▸ Required task
Exactly reproduce each line of the listing that follows.

▸ Provided data

......

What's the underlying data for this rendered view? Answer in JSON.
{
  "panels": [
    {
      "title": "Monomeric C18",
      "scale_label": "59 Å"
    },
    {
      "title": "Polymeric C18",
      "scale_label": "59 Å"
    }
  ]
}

......

▸ Result of the exercise
What's the underlying data for this rendered view? Answer in JSON.
{
  "panels": [
    {
      "title": "Monomeric C18",
      "scale_label": "59 Å"
    },
    {
      "title": "Polymeric C18",
      "scale_label": "59 Å"
    }
  ]
}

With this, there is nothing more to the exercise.